- [Objective]:
Write out the material again word for word, dropping any images it holds.

- [Record list]:
--------------------------------
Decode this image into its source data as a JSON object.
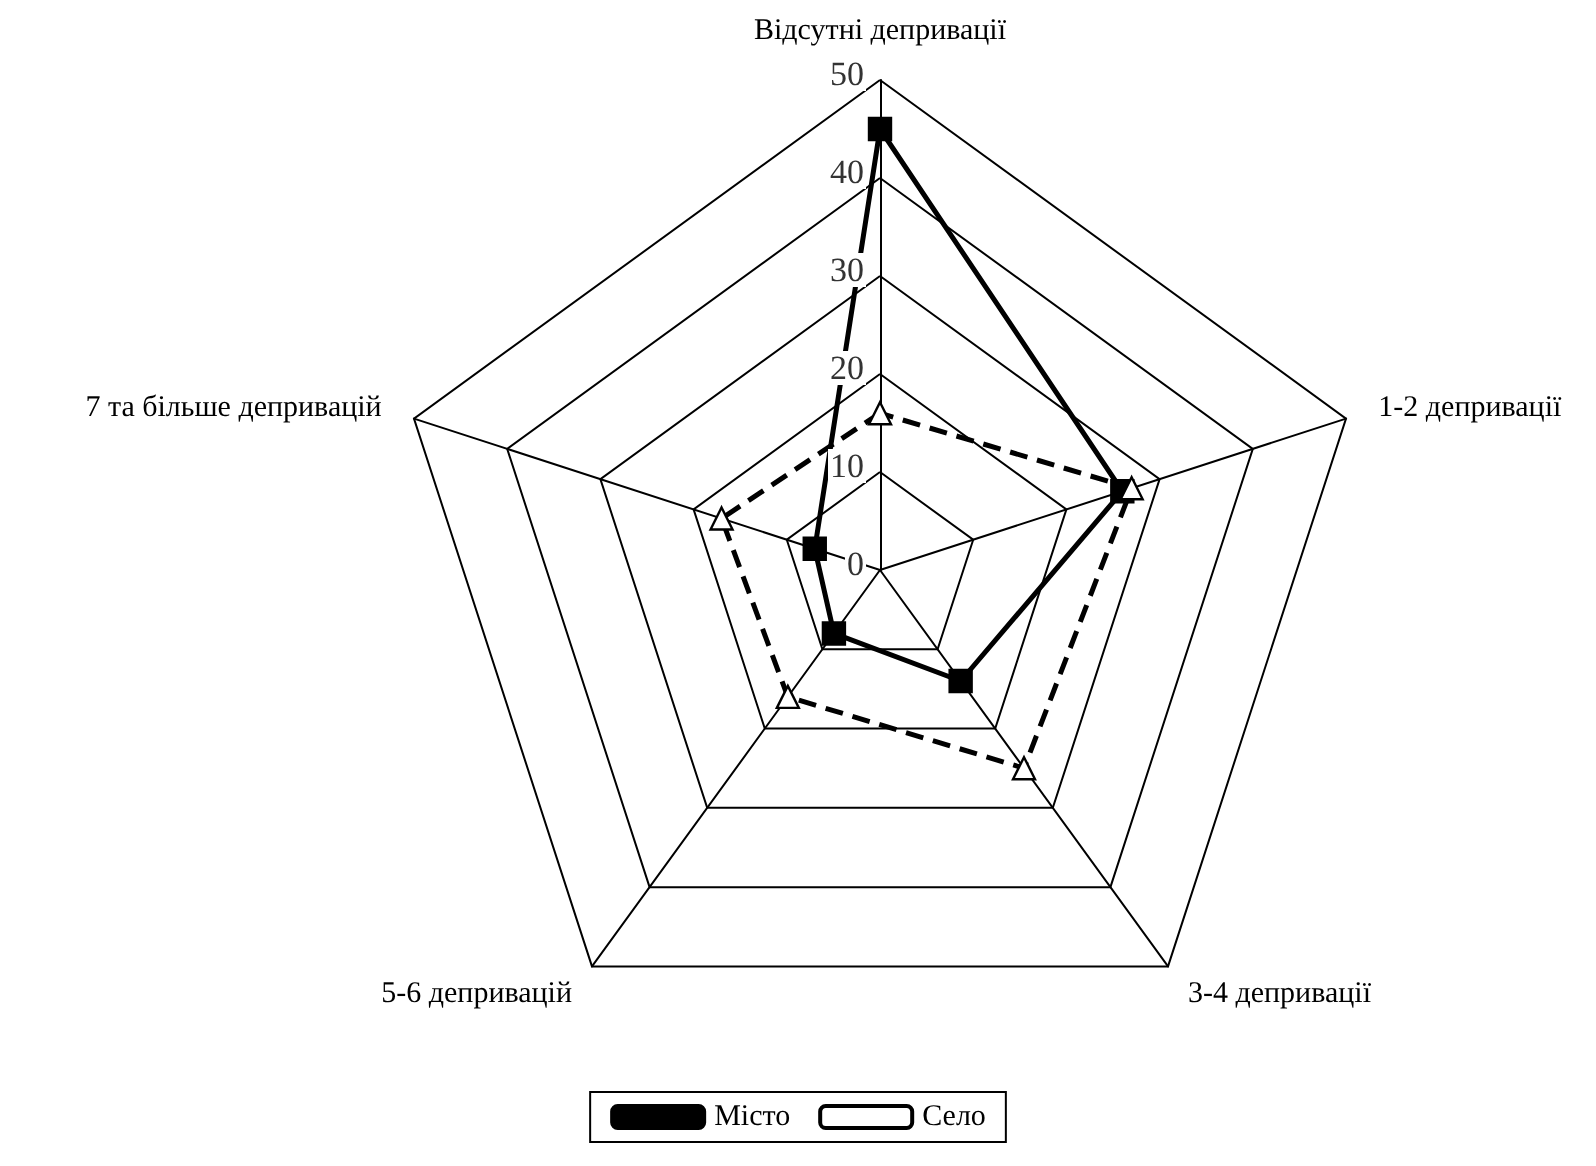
{
  "chart_data": {
    "type": "radar",
    "categories": [
      "Відсутні депривації",
      "1-2 депривації",
      "3-4 депривації",
      "5-6 депривацій",
      "7 та більше депривацій"
    ],
    "ylim": [
      0,
      50
    ],
    "yticks": [
      0,
      10,
      20,
      30,
      40,
      50
    ],
    "legend": "bottom",
    "series": [
      {
        "name": "Місто",
        "color": "#000000",
        "marker": "square",
        "line_style": "solid",
        "values": [
          45,
          26,
          14,
          8,
          7
        ]
      },
      {
        "name": "Село",
        "color": "#000000",
        "marker": "triangle",
        "line_style": "dashed",
        "values": [
          16,
          27,
          25,
          16,
          17
        ]
      }
    ]
  }
}
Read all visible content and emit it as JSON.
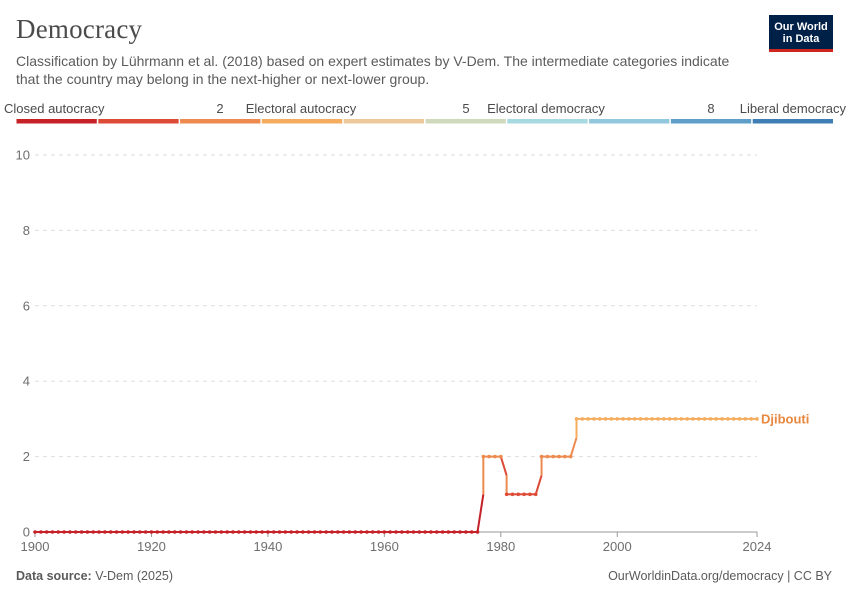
{
  "header": {
    "title": "Democracy",
    "subtitle": "Classification by Lührmann et al. (2018) based on expert estimates by V-Dem. The intermediate categories indicate that the country may belong in the next-higher or next-lower group.",
    "logo_line1": "Our World",
    "logo_line2": "in Data"
  },
  "legend": {
    "labels": [
      "Closed autocracy",
      "2",
      "Electoral autocracy",
      "5",
      "Electoral democracy",
      "8",
      "Liberal democracy"
    ],
    "colors": [
      "#c62127",
      "#dd4a36",
      "#ed8a4f",
      "#f4ac5f",
      "#ecc89a",
      "#cfd9bc",
      "#a7d9e0",
      "#92c8dd",
      "#5e9ec8",
      "#3f7eb4"
    ]
  },
  "footer": {
    "source_label": "Data source:",
    "source_value": "V-Dem (2025)",
    "right": "OurWorldinData.org/democracy | CC BY"
  },
  "chart_data": {
    "type": "line",
    "xlabel": "",
    "ylabel": "",
    "xlim": [
      1900,
      2024
    ],
    "ylim": [
      0,
      10
    ],
    "x_ticks": [
      "1900",
      "1920",
      "1940",
      "1960",
      "1980",
      "2000",
      "2024"
    ],
    "y_ticks": [
      "0",
      "2",
      "4",
      "6",
      "8",
      "10"
    ],
    "grid": true,
    "series": [
      {
        "name": "Djibouti",
        "color": "#e8883e",
        "points": [
          {
            "x": 1900,
            "y": 0
          },
          {
            "x": 1975,
            "y": 0
          },
          {
            "x": 1976,
            "y": 0
          },
          {
            "x": 1977,
            "y": 2
          },
          {
            "x": 1978,
            "y": 2
          },
          {
            "x": 1979,
            "y": 2
          },
          {
            "x": 1980,
            "y": 2
          },
          {
            "x": 1981,
            "y": 1
          },
          {
            "x": 1982,
            "y": 1
          },
          {
            "x": 1983,
            "y": 1
          },
          {
            "x": 1984,
            "y": 1
          },
          {
            "x": 1985,
            "y": 1
          },
          {
            "x": 1986,
            "y": 1
          },
          {
            "x": 1987,
            "y": 2
          },
          {
            "x": 1988,
            "y": 2
          },
          {
            "x": 1989,
            "y": 2
          },
          {
            "x": 1990,
            "y": 2
          },
          {
            "x": 1991,
            "y": 2
          },
          {
            "x": 1992,
            "y": 2
          },
          {
            "x": 1993,
            "y": 3
          },
          {
            "x": 2024,
            "y": 3
          }
        ]
      }
    ]
  }
}
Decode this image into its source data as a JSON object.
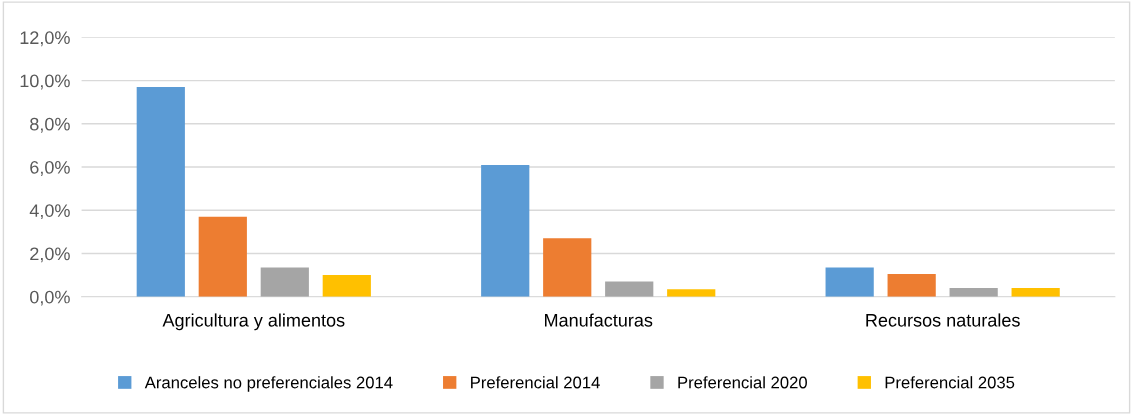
{
  "chart_data": {
    "type": "bar",
    "categories": [
      "Agricultura y alimentos",
      "Manufacturas",
      "Recursos naturales"
    ],
    "series": [
      {
        "name": "Aranceles no preferenciales 2014",
        "color": "#5b9bd5",
        "values": [
          9.7,
          6.1,
          1.35
        ]
      },
      {
        "name": "Preferencial 2014",
        "color": "#ed7d31",
        "values": [
          3.7,
          2.7,
          1.05
        ]
      },
      {
        "name": "Preferencial 2020",
        "color": "#a5a5a5",
        "values": [
          1.35,
          0.7,
          0.4
        ]
      },
      {
        "name": "Preferencial 2035",
        "color": "#ffc000",
        "values": [
          1.0,
          0.35,
          0.4
        ]
      }
    ],
    "ylim": [
      0,
      12
    ],
    "yticks": [
      {
        "value": 0,
        "label": "0,0%"
      },
      {
        "value": 2,
        "label": "2,0%"
      },
      {
        "value": 4,
        "label": "4,0%"
      },
      {
        "value": 6,
        "label": "6,0%"
      },
      {
        "value": 8,
        "label": "8,0%"
      },
      {
        "value": 10,
        "label": "10,0%"
      },
      {
        "value": 12,
        "label": "12,0%"
      }
    ],
    "grid": "y",
    "legend": "bottom"
  }
}
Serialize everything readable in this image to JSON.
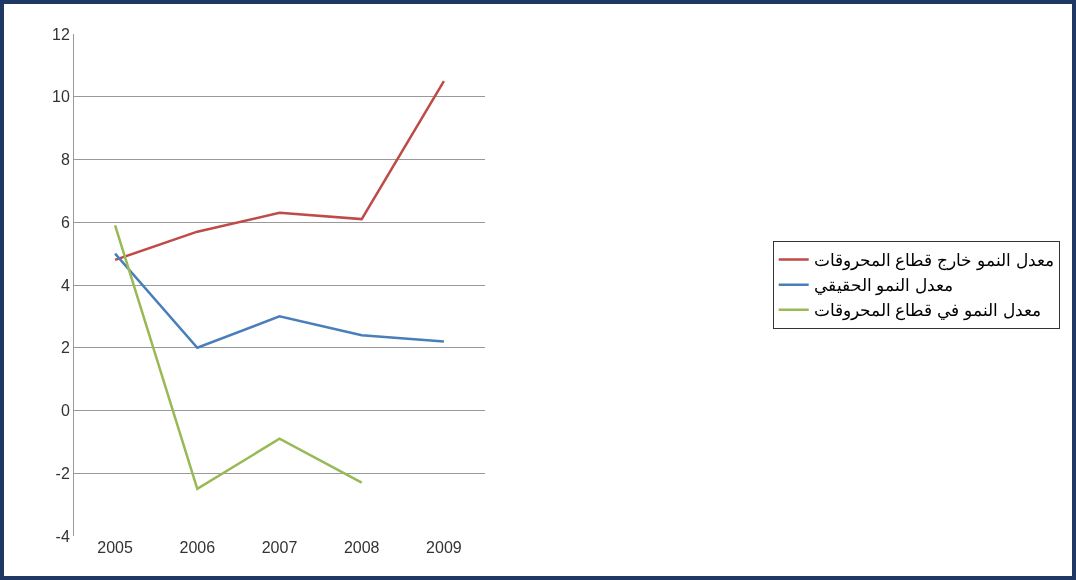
{
  "chart_data": {
    "type": "line",
    "categories": [
      "2005",
      "2006",
      "2007",
      "2008",
      "2009"
    ],
    "series": [
      {
        "name": "معدل النمو خارج قطاع المحروقات",
        "color": "#be4b48",
        "values": [
          4.8,
          5.7,
          6.3,
          6.1,
          10.5
        ]
      },
      {
        "name": "معدل النمو الحقيقي",
        "color": "#4a7ebb",
        "values": [
          5.0,
          2.0,
          3.0,
          2.4,
          2.2
        ]
      },
      {
        "name": "معدل النمو في قطاع المحروقات",
        "color": "#98b954",
        "values": [
          5.9,
          -2.5,
          -0.9,
          -2.3,
          null
        ]
      }
    ],
    "ylim": [
      -4,
      12
    ],
    "yticks": [
      -4,
      -2,
      0,
      2,
      4,
      6,
      8,
      10,
      12
    ],
    "grid": "y",
    "legend": "right",
    "marker": "none",
    "line_style": "solid"
  }
}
--------------------------------
- [Solution to this problem]:
Decode this image into its source data as a JSON object.
{
  "chart_data": {
    "type": "radar",
    "categories": [
      "Відсутні депривації",
      "1-2 депривації",
      "3-4 депривації",
      "5-6 депривацій",
      "7 та більше депривацій"
    ],
    "ylim": [
      0,
      50
    ],
    "yticks": [
      0,
      10,
      20,
      30,
      40,
      50
    ],
    "legend": "bottom",
    "series": [
      {
        "name": "Місто",
        "color": "#000000",
        "marker": "square",
        "line_style": "solid",
        "values": [
          45,
          26,
          14,
          8,
          7
        ]
      },
      {
        "name": "Село",
        "color": "#000000",
        "marker": "triangle",
        "line_style": "dashed",
        "values": [
          16,
          27,
          25,
          16,
          17
        ]
      }
    ]
  }
}
Read all visible content and emit it as JSON.
{
  "header": {
    "title": "Democracy",
    "subtitle": "Classification by Lührmann et al. (2018) based on expert estimates by V-Dem. The intermediate categories indicate that the country may belong in the next-higher or next-lower group.",
    "logo_line1": "Our World",
    "logo_line2": "in Data"
  },
  "legend": {
    "labels": [
      "Closed autocracy",
      "2",
      "Electoral autocracy",
      "5",
      "Electoral democracy",
      "8",
      "Liberal democracy"
    ],
    "colors": [
      "#c62127",
      "#dd4a36",
      "#ed8a4f",
      "#f4ac5f",
      "#ecc89a",
      "#cfd9bc",
      "#a7d9e0",
      "#92c8dd",
      "#5e9ec8",
      "#3f7eb4"
    ]
  },
  "footer": {
    "source_label": "Data source:",
    "source_value": "V-Dem (2025)",
    "right": "OurWorldinData.org/democracy | CC BY"
  },
  "chart_data": {
    "type": "line",
    "xlabel": "",
    "ylabel": "",
    "xlim": [
      1900,
      2024
    ],
    "ylim": [
      0,
      10
    ],
    "x_ticks": [
      "1900",
      "1920",
      "1940",
      "1960",
      "1980",
      "2000",
      "2024"
    ],
    "y_ticks": [
      "0",
      "2",
      "4",
      "6",
      "8",
      "10"
    ],
    "grid": true,
    "series": [
      {
        "name": "Djibouti",
        "color": "#e8883e",
        "points": [
          {
            "x": 1900,
            "y": 0
          },
          {
            "x": 1975,
            "y": 0
          },
          {
            "x": 1976,
            "y": 0
          },
          {
            "x": 1977,
            "y": 2
          },
          {
            "x": 1978,
            "y": 2
          },
          {
            "x": 1979,
            "y": 2
          },
          {
            "x": 1980,
            "y": 2
          },
          {
            "x": 1981,
            "y": 1
          },
          {
            "x": 1982,
            "y": 1
          },
          {
            "x": 1983,
            "y": 1
          },
          {
            "x": 1984,
            "y": 1
          },
          {
            "x": 1985,
            "y": 1
          },
          {
            "x": 1986,
            "y": 1
          },
          {
            "x": 1987,
            "y": 2
          },
          {
            "x": 1988,
            "y": 2
          },
          {
            "x": 1989,
            "y": 2
          },
          {
            "x": 1990,
            "y": 2
          },
          {
            "x": 1991,
            "y": 2
          },
          {
            "x": 1992,
            "y": 2
          },
          {
            "x": 1993,
            "y": 3
          },
          {
            "x": 2024,
            "y": 3
          }
        ]
      }
    ]
  }
}
Decode this image into its source data as a JSON object.
{
  "chart_data": {
    "type": "bar",
    "categories": [
      "Agricultura y alimentos",
      "Manufacturas",
      "Recursos naturales"
    ],
    "series": [
      {
        "name": "Aranceles no preferenciales 2014",
        "color": "#5b9bd5",
        "values": [
          9.7,
          6.1,
          1.35
        ]
      },
      {
        "name": "Preferencial 2014",
        "color": "#ed7d31",
        "values": [
          3.7,
          2.7,
          1.05
        ]
      },
      {
        "name": "Preferencial 2020",
        "color": "#a5a5a5",
        "values": [
          1.35,
          0.7,
          0.4
        ]
      },
      {
        "name": "Preferencial 2035",
        "color": "#ffc000",
        "values": [
          1.0,
          0.35,
          0.4
        ]
      }
    ],
    "ylim": [
      0,
      12
    ],
    "yticks": [
      {
        "value": 0,
        "label": "0,0%"
      },
      {
        "value": 2,
        "label": "2,0%"
      },
      {
        "value": 4,
        "label": "4,0%"
      },
      {
        "value": 6,
        "label": "6,0%"
      },
      {
        "value": 8,
        "label": "8,0%"
      },
      {
        "value": 10,
        "label": "10,0%"
      },
      {
        "value": 12,
        "label": "12,0%"
      }
    ],
    "grid": "y",
    "legend": "bottom"
  }
}
Serialize everything readable in this image to JSON.
{
  "chart_data": {
    "type": "line",
    "categories": [
      "2005",
      "2006",
      "2007",
      "2008",
      "2009"
    ],
    "series": [
      {
        "name": "معدل النمو خارج قطاع المحروقات",
        "color": "#be4b48",
        "values": [
          4.8,
          5.7,
          6.3,
          6.1,
          10.5
        ]
      },
      {
        "name": "معدل النمو الحقيقي",
        "color": "#4a7ebb",
        "values": [
          5.0,
          2.0,
          3.0,
          2.4,
          2.2
        ]
      },
      {
        "name": "معدل النمو في قطاع المحروقات",
        "color": "#98b954",
        "values": [
          5.9,
          -2.5,
          -0.9,
          -2.3,
          null
        ]
      }
    ],
    "ylim": [
      -4,
      12
    ],
    "yticks": [
      -4,
      -2,
      0,
      2,
      4,
      6,
      8,
      10,
      12
    ],
    "grid": "y",
    "legend": "right",
    "marker": "none",
    "line_style": "solid"
  }
}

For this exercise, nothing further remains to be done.